Objective. Select all lines in the records that include "name".

Listing.

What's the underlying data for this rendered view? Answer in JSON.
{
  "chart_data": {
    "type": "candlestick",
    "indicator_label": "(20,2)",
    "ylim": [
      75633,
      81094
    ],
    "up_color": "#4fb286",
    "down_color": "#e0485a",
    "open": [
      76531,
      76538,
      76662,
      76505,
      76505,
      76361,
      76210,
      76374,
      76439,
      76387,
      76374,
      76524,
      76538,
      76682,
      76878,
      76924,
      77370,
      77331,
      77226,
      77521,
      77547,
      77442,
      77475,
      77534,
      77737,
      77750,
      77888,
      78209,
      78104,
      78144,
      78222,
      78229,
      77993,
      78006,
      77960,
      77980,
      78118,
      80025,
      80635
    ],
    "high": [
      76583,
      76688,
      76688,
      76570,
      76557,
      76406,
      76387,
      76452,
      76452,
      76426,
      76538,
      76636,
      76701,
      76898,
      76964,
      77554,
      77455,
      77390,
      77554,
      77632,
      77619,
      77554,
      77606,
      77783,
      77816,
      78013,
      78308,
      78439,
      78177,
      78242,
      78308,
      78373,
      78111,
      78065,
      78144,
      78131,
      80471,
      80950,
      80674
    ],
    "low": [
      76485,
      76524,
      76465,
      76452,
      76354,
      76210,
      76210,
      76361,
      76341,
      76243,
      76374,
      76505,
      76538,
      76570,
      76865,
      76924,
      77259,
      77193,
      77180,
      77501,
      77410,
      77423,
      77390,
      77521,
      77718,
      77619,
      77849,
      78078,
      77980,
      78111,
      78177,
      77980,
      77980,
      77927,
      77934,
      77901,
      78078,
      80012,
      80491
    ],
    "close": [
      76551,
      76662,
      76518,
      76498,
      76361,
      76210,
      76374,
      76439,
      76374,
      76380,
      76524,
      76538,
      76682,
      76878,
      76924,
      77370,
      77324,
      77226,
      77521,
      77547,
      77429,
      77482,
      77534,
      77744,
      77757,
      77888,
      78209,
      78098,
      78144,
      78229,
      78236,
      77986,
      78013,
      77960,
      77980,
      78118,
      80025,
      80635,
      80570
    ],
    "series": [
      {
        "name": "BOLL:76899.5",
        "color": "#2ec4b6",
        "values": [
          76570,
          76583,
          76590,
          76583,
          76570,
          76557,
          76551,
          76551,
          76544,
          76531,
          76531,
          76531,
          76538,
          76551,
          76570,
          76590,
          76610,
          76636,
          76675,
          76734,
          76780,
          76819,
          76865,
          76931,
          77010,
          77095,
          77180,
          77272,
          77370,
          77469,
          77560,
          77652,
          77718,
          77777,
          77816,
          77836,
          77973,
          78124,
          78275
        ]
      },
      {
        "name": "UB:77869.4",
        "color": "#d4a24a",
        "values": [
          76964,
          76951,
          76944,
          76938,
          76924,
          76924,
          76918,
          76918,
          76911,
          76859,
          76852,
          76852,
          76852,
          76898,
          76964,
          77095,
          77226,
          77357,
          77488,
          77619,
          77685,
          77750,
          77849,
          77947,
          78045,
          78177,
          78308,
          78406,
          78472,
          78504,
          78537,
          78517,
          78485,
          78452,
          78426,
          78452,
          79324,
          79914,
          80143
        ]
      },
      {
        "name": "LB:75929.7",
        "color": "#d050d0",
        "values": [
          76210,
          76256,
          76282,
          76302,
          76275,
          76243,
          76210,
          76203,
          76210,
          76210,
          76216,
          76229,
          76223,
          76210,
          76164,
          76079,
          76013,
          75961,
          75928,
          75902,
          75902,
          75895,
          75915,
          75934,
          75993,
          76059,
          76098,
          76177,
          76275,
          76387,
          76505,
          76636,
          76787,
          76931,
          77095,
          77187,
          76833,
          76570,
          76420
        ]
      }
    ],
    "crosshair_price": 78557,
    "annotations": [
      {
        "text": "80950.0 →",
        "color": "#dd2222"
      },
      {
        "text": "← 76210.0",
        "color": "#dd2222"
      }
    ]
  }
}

Completed exercise.
        "name": "BOLL:76899.5",
        "name": "UB:77869.4",
        "name": "LB:75929.7",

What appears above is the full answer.